= WHAT IS BEING ASKED =
Report, word for word, every line of the material that contains "this".

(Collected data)
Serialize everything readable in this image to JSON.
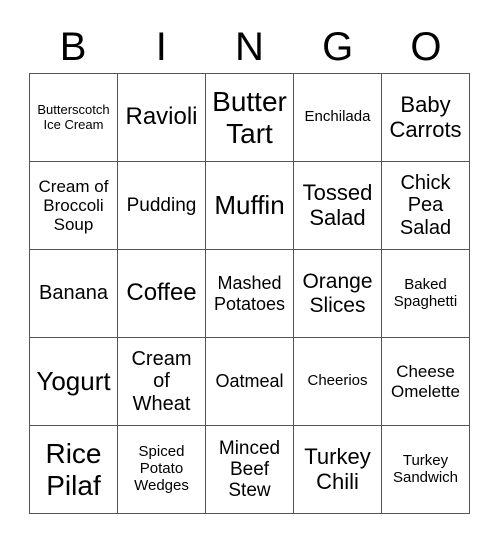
{
  "header": {
    "letters": [
      "B",
      "I",
      "N",
      "G",
      "O"
    ]
  },
  "cells": [
    [
      "Butterscotch\nIce Cream",
      "Ravioli",
      "Butter\nTart",
      "Enchilada",
      "Baby\nCarrots"
    ],
    [
      "Cream of\nBroccoli\nSoup",
      "Pudding",
      "Muffin",
      "Tossed\nSalad",
      "Chick\nPea\nSalad"
    ],
    [
      "Banana",
      "Coffee",
      "Mashed\nPotatoes",
      "Orange\nSlices",
      "Baked\nSpaghetti"
    ],
    [
      "Yogurt",
      "Cream\nof\nWheat",
      "Oatmeal",
      "Cheerios",
      "Cheese\nOmelette"
    ],
    [
      "Rice\nPilaf",
      "Spiced\nPotato\nWedges",
      "Minced\nBeef\nStew",
      "Turkey\nChili",
      "Turkey\nSandwich"
    ]
  ]
}
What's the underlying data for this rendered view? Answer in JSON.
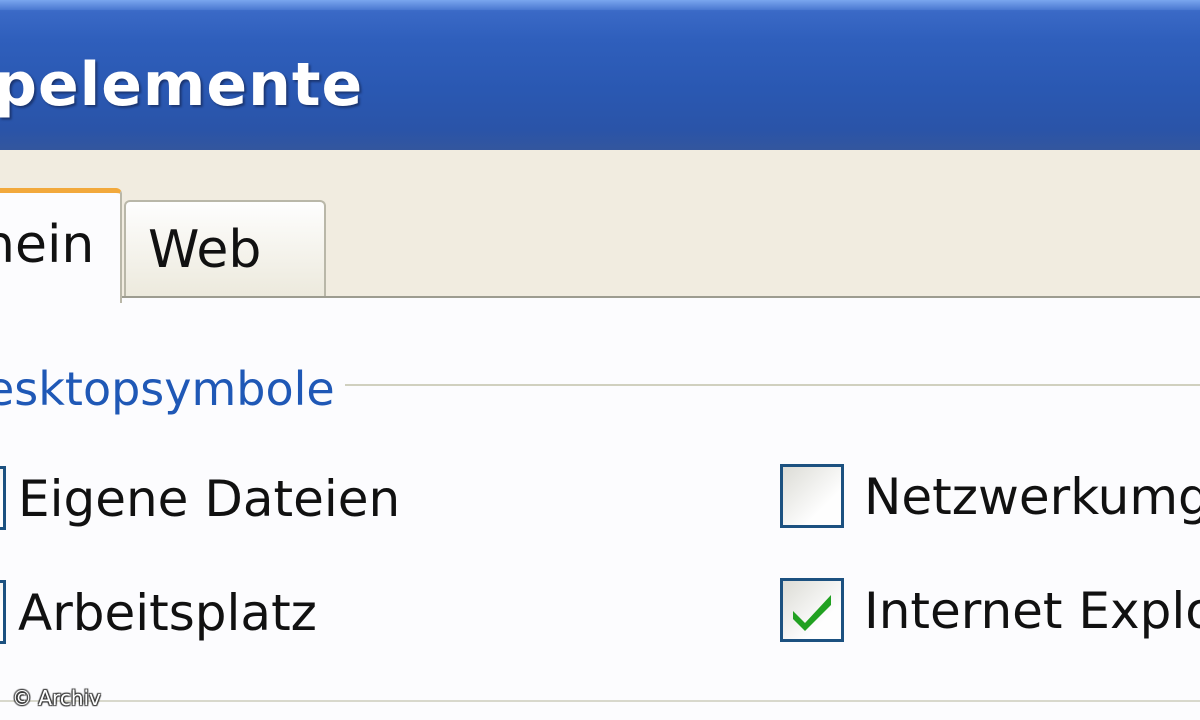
{
  "window": {
    "title": "pelemente"
  },
  "tabs": [
    {
      "label": "hein",
      "active": true
    },
    {
      "label": "Web",
      "active": false
    }
  ],
  "group": {
    "label": "esktopsymbole"
  },
  "checkboxes": [
    {
      "label": "Eigene Dateien",
      "checked": false
    },
    {
      "label": "Arbeitsplatz",
      "checked": false
    },
    {
      "label": "Netzwerkumg",
      "checked": false
    },
    {
      "label": "Internet Explo",
      "checked": true
    }
  ],
  "watermark": "© Archiv",
  "colors": {
    "titlebar": "#2f5fbc",
    "tab_highlight": "#f2a93c",
    "group_label": "#1f58b6",
    "checkmark": "#21a121",
    "checkbox_border": "#1c5180"
  }
}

= RESULT =
Serialize everything readable in this image to JSON.
What's the underlying data for this rendered view? Answer in JSON.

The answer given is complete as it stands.